# Task statement
From the entries below, copy every line holding the word "growth".

───── Working data ─────

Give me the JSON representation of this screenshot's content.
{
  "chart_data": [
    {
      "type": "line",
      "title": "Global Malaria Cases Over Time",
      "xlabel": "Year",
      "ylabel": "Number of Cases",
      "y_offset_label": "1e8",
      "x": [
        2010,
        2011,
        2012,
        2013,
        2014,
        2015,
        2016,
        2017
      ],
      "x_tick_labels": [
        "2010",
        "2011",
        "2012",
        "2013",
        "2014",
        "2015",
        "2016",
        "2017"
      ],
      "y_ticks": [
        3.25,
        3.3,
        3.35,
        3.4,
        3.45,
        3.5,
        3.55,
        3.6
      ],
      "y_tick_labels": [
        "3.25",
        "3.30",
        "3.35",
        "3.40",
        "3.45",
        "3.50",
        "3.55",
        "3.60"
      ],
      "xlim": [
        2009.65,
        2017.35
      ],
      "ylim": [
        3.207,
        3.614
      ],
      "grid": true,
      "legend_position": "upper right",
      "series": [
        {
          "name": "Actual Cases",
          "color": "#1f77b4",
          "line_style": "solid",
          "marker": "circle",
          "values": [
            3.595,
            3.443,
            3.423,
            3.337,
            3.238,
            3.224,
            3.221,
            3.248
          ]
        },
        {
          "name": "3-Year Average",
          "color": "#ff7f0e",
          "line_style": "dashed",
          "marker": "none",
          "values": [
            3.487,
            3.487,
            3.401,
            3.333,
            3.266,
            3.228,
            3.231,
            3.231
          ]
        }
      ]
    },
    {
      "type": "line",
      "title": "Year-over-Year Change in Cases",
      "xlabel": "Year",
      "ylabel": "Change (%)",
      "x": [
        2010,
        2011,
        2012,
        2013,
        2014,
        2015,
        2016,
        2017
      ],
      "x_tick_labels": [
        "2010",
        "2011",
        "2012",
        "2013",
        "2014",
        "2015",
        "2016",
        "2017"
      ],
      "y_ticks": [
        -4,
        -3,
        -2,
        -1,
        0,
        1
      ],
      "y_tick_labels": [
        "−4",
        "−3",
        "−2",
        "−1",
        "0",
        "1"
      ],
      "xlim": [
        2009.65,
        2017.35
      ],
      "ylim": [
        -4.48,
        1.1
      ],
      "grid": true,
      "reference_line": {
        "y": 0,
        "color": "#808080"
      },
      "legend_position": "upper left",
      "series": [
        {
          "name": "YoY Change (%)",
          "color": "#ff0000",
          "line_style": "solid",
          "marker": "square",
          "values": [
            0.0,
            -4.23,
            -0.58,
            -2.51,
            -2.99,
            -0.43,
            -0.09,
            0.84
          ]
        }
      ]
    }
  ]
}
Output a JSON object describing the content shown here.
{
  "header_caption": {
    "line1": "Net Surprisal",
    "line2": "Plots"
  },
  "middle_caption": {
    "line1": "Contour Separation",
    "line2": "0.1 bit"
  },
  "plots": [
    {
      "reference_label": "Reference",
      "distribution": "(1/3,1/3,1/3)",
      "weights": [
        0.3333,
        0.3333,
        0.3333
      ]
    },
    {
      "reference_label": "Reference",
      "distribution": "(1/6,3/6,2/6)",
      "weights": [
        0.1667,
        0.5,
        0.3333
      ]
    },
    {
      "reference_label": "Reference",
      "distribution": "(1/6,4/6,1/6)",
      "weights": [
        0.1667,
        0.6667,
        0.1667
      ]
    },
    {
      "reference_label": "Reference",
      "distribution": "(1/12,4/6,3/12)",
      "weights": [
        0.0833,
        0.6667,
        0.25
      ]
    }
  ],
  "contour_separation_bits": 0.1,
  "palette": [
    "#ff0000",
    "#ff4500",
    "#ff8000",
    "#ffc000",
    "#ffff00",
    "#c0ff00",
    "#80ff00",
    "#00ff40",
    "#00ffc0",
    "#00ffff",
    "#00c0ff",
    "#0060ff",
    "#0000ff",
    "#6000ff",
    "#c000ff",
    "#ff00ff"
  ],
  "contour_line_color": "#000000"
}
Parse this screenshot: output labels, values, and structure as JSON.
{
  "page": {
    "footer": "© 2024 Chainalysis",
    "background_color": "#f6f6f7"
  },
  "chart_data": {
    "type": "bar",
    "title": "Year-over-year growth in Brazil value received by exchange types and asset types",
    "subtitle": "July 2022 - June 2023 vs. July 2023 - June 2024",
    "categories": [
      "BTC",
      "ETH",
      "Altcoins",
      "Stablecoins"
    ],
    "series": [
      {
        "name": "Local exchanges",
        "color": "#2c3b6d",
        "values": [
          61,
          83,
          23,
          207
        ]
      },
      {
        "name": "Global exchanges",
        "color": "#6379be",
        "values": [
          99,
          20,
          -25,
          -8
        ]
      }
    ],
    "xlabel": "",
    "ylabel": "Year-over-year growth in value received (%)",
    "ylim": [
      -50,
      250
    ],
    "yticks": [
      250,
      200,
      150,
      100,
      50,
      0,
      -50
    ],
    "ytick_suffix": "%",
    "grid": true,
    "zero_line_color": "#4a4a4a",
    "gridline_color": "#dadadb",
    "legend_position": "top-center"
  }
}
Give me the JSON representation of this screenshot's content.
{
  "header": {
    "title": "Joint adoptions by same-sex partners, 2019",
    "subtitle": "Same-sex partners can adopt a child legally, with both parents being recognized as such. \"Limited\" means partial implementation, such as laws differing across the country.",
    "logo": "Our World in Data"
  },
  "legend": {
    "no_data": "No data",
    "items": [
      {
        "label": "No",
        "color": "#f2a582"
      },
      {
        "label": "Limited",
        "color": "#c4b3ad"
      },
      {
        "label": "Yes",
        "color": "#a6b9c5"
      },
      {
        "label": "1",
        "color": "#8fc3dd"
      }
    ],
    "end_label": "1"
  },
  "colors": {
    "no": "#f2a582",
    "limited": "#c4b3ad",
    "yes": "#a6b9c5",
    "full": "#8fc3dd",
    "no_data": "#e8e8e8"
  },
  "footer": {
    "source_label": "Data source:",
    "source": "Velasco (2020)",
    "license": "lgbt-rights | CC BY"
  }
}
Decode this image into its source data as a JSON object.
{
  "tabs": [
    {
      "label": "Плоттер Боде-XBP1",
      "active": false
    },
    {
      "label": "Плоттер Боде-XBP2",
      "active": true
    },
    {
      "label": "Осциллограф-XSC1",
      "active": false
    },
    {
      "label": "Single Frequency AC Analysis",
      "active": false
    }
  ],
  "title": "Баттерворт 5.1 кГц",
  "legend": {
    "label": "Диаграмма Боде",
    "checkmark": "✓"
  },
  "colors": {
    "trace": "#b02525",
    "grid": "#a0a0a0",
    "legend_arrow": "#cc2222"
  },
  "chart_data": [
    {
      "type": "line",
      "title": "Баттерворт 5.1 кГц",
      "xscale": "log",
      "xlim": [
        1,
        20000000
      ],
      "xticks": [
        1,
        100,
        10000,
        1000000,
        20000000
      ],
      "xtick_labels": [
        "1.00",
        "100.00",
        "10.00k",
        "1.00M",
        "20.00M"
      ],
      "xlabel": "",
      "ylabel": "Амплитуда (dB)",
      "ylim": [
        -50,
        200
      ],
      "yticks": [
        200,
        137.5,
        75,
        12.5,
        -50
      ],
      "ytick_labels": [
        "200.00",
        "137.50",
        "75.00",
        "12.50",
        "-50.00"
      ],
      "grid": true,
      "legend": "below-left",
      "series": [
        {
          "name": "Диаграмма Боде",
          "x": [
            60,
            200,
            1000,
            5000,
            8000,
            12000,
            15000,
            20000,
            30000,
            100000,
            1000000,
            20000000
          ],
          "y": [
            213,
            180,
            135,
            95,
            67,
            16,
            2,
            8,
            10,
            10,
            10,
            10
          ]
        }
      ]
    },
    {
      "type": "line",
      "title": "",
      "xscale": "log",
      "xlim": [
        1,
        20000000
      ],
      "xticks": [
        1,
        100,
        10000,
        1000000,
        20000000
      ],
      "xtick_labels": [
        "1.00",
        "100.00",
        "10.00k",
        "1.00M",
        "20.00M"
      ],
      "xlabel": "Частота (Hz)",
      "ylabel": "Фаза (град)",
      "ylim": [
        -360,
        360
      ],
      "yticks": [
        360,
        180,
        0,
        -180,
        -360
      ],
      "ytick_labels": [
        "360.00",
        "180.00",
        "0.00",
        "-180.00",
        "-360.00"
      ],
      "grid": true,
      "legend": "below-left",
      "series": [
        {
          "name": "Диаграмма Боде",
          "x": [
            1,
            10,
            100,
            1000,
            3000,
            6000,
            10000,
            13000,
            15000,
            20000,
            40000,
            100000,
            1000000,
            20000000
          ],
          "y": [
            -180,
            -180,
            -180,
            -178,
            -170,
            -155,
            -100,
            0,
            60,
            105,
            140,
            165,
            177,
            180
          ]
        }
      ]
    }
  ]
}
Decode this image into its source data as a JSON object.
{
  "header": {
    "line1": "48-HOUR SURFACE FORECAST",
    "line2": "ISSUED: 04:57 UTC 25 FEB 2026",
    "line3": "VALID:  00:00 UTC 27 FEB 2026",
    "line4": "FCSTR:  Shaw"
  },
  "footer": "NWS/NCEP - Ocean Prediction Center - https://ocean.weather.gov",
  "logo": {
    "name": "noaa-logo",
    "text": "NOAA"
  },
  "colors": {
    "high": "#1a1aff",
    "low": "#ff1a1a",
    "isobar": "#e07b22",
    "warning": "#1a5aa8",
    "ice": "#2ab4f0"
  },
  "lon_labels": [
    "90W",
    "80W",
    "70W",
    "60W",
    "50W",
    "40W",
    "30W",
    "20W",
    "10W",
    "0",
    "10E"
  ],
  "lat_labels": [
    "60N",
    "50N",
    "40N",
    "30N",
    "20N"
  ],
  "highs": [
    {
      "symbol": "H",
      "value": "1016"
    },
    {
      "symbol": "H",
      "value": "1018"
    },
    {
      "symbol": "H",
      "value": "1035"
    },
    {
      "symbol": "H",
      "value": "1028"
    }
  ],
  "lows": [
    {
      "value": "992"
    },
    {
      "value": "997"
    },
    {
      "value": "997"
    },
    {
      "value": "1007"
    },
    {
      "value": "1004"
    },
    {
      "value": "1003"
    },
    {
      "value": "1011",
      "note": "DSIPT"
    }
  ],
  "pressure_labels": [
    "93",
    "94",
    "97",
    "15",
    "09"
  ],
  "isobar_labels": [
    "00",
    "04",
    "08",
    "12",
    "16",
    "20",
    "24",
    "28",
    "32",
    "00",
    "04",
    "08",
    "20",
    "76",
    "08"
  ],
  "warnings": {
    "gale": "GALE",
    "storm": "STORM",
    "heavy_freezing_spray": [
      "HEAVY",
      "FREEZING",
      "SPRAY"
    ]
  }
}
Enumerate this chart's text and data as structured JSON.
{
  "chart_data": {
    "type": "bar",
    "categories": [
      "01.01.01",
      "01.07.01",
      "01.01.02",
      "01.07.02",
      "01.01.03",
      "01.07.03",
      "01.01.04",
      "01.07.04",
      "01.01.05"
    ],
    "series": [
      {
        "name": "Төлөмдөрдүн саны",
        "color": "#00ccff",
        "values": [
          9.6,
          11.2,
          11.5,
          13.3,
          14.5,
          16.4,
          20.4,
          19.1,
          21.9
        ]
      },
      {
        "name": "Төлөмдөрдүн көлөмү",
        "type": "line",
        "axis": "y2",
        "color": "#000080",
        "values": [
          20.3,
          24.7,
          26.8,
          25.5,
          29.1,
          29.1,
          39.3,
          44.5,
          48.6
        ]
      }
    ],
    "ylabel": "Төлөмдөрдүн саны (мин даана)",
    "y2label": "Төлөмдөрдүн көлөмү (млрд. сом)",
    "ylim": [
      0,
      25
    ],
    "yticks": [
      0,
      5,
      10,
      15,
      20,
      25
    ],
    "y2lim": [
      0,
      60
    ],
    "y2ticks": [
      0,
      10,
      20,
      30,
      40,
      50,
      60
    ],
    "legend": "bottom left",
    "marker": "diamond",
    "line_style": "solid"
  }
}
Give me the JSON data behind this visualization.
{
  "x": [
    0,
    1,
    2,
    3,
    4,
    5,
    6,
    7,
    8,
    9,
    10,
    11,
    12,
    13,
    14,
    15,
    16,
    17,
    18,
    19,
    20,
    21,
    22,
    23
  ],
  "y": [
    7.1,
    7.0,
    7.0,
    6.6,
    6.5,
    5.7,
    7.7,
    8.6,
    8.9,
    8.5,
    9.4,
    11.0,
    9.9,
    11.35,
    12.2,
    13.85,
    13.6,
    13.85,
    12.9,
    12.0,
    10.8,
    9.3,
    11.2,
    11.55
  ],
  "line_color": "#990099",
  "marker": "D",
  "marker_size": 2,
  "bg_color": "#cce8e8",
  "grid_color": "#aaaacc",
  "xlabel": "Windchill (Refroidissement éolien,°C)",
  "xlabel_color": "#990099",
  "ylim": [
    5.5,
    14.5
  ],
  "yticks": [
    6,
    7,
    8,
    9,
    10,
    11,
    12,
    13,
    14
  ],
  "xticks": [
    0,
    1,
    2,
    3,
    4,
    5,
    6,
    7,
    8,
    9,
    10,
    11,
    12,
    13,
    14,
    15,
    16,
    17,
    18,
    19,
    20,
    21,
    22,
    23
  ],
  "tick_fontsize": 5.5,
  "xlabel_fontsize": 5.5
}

─────

# Result for this task
    "title": "Year-over-year growth in Brazil value received by exchange types and asset types",
    "ylabel": "Year-over-year growth in value received (%)",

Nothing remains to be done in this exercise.